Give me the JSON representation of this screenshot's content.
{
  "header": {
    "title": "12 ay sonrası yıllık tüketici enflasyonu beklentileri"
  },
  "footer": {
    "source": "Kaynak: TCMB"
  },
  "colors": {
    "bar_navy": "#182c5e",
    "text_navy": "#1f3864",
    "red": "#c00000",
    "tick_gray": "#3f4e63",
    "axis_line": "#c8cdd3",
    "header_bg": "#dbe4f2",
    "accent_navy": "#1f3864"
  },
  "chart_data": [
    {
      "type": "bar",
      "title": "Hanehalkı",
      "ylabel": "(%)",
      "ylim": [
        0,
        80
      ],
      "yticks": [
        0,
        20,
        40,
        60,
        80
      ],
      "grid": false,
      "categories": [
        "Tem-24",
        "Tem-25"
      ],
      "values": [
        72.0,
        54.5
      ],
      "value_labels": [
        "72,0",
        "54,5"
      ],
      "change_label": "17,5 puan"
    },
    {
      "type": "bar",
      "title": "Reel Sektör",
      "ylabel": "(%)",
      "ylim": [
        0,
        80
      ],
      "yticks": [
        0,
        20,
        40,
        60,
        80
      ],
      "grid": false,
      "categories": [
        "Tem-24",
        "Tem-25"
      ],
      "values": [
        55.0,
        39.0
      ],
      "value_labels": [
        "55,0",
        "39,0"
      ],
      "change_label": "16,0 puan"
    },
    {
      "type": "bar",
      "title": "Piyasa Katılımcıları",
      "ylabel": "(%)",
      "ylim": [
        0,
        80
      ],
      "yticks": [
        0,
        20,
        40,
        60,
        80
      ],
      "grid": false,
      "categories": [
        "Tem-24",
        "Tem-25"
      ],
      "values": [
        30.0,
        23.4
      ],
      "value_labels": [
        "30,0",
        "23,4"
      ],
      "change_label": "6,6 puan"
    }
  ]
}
* * *
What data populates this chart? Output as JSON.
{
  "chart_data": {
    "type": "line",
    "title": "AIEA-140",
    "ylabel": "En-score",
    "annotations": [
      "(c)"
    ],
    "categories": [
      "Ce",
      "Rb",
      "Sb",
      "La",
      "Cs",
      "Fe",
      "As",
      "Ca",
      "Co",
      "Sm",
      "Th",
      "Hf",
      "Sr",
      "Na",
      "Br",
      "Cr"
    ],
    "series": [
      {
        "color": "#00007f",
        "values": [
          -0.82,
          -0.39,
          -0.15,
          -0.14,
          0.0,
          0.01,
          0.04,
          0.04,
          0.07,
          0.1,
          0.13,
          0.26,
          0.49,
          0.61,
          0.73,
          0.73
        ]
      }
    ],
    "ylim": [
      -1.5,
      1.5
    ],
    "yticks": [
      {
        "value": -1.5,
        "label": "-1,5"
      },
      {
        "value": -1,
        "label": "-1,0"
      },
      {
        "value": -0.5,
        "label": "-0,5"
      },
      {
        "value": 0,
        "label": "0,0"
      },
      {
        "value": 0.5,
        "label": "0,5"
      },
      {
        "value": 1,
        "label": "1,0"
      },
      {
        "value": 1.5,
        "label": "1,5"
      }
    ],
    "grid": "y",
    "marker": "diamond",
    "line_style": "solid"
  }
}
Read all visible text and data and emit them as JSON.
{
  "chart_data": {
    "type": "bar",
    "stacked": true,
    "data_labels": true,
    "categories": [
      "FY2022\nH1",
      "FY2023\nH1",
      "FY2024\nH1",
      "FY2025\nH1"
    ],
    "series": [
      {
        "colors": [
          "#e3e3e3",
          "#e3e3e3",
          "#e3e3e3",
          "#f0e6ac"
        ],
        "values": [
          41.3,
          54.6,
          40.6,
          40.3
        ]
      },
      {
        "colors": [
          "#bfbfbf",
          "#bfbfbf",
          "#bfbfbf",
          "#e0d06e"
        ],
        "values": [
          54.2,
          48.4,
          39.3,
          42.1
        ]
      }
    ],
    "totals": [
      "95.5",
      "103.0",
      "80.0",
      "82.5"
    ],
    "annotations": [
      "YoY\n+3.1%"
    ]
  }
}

■ What is needed:
Search the records for the word "JSON" and copy every line where it occurs.

■ Exercise result:
Give me the JSON representation of this screenshot's content.
What data populates this chart? Output as JSON.
Read all visible text and data and emit them as JSON.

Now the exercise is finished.